**What needs to be done**
Reproduce in full, word for word, the article on connecting Salesforce Outbound Messages to Azure Functions.

**Extract to read**
____________________
Introduction
The new computing paradigm of serverless allows developers to quickly spin up, prototype, and build out applications using inexpensive usage based resources. In this article, we’re going to go over how to connect your Salesforce Outbound Messages to Azure Functions for processing. As of this writing, as far as I’m aware, there are no governor limits on Outbound Messages and also Azure Functions are priced at $0.20/million executions with 1 million in the free grant per month. If you’re not already comfortable working with Outbound Messages in .NET, I’ve got you covered with a post on this topic I did previously.
Pre-requisites
Some things you’ll want to be sure are setup before proceeding below, are to ensure that you have the Azure Functions Core Tools setup on your machine. The guide that walks through install steps for Windows, MacOS, and Linux is at the top of this document. These are command line tools you’ll use to execute your Azure Functions code. You’ll also want to ensure you have the Azure Functions extension for VSCode installed.
____________________
**Data section**

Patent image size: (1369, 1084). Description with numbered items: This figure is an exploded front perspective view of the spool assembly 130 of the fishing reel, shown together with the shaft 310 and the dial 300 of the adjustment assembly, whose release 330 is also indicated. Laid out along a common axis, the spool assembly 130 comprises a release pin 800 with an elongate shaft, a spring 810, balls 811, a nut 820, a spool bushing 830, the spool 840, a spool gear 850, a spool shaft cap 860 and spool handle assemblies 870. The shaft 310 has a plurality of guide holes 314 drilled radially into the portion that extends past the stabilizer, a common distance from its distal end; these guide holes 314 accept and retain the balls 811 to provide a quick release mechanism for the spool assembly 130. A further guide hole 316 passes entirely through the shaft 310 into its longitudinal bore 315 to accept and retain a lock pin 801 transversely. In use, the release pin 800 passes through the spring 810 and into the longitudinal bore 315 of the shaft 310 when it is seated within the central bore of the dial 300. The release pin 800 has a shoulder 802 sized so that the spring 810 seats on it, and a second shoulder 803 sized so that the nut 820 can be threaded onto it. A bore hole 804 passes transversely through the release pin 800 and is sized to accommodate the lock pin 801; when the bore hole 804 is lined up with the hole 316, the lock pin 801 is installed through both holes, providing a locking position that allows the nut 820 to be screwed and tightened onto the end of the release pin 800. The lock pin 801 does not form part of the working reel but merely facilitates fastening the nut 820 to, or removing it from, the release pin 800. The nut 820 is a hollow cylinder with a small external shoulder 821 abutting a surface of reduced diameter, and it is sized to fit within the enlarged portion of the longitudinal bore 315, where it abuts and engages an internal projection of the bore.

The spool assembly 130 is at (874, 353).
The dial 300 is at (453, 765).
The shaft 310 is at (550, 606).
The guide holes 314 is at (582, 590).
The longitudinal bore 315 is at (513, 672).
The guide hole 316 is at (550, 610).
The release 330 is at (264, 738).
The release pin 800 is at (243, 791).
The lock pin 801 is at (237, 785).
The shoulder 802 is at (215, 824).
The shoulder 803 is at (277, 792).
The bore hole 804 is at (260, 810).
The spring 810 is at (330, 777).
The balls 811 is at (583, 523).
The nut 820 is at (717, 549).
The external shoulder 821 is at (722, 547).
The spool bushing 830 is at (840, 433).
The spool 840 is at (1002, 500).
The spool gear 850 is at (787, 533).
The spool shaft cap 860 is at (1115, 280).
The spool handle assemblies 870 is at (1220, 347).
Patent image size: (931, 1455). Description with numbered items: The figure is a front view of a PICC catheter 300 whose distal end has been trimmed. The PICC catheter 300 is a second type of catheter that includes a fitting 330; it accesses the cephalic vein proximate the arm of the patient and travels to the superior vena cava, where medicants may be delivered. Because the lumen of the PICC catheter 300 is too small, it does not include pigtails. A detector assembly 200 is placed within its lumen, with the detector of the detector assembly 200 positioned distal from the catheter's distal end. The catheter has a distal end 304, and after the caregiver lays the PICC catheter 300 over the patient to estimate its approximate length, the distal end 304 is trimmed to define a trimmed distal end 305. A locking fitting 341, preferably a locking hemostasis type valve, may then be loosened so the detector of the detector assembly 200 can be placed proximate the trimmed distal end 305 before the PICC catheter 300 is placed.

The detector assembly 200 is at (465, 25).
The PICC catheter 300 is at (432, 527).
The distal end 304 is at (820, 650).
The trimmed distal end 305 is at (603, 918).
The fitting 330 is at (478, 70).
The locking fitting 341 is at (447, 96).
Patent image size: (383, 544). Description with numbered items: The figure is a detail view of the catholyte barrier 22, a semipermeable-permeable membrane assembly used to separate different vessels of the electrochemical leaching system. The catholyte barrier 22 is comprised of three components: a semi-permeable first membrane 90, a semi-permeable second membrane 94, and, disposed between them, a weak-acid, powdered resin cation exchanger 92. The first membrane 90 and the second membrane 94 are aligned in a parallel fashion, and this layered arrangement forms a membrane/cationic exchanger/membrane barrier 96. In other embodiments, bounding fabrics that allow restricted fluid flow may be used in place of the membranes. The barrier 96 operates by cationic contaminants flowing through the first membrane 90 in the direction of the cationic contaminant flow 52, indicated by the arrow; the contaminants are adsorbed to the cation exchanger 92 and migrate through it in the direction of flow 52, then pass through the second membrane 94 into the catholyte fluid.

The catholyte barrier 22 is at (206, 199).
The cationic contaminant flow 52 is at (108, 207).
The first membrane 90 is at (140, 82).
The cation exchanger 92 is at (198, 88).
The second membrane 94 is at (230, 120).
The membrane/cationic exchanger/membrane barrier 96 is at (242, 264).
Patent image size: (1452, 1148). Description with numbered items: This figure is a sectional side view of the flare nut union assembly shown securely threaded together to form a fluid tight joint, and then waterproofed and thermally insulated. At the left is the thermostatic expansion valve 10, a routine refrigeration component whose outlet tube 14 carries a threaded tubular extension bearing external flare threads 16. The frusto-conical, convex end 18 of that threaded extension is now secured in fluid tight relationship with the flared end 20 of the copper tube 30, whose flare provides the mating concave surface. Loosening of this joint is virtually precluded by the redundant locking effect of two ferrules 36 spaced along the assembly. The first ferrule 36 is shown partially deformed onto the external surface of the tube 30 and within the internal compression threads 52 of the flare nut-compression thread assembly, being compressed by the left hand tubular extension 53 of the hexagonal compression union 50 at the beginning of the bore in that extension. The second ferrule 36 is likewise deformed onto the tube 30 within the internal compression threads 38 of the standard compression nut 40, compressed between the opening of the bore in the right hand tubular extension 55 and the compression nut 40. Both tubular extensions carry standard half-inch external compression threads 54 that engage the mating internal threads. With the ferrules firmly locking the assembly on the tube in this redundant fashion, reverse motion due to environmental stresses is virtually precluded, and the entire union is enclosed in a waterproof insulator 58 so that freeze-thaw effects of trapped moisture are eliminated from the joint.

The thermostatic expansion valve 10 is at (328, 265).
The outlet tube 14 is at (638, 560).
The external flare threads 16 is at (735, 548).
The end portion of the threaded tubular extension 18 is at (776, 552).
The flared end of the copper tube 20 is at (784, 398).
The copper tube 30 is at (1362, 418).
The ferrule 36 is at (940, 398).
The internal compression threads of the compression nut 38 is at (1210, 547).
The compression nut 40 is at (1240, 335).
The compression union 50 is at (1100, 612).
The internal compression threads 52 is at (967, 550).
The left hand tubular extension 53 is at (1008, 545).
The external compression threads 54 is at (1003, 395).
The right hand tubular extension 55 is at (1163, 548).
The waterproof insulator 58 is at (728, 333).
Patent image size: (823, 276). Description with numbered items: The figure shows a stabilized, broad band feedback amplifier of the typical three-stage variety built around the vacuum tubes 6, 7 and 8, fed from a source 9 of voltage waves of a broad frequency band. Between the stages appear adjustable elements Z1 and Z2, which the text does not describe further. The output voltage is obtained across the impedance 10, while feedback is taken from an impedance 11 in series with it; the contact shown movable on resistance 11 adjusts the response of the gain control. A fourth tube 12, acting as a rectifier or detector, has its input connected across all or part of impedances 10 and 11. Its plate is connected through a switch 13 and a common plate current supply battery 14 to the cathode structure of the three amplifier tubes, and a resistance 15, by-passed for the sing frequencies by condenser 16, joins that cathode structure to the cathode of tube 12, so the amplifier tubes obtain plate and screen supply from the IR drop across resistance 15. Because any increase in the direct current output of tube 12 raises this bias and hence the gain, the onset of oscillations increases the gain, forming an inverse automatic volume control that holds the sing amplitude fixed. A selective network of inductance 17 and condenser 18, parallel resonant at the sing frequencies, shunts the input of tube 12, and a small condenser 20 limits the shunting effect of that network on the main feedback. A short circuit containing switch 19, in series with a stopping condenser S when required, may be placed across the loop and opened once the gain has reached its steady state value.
____________________
**Answer box**
Introduction
The new computing paradigm of serverless allows developers to quickly spin up, prototype, and build out applications using inexpensive usage based resources. In this article, we’re going to go over how to connect your Salesforce Outbound Messages to Azure Functions for processing. As of this writing, as far as I’m aware, there are no governor limits on Outbound Messages and also Azure Functions are priced at $0.20/million executions with 1 million in the free grant per month. If you’re not already comfortable working with Outbound Messages in .NET, I’ve got you covered with a post on this topic I did previously.
Pre-requisites
Some things you’ll want to be sure are setup before proceeding below, are to ensure that you have the Azure Functions Core Tools setup on your machine. The guide that walks through install steps for Windows, MacOS, and Linux is at the top of this document. These are command line tools you’ll use to execute your Azure Functions code. You’ll also want to ensure you have the Azure Functions extension for VSCode installed.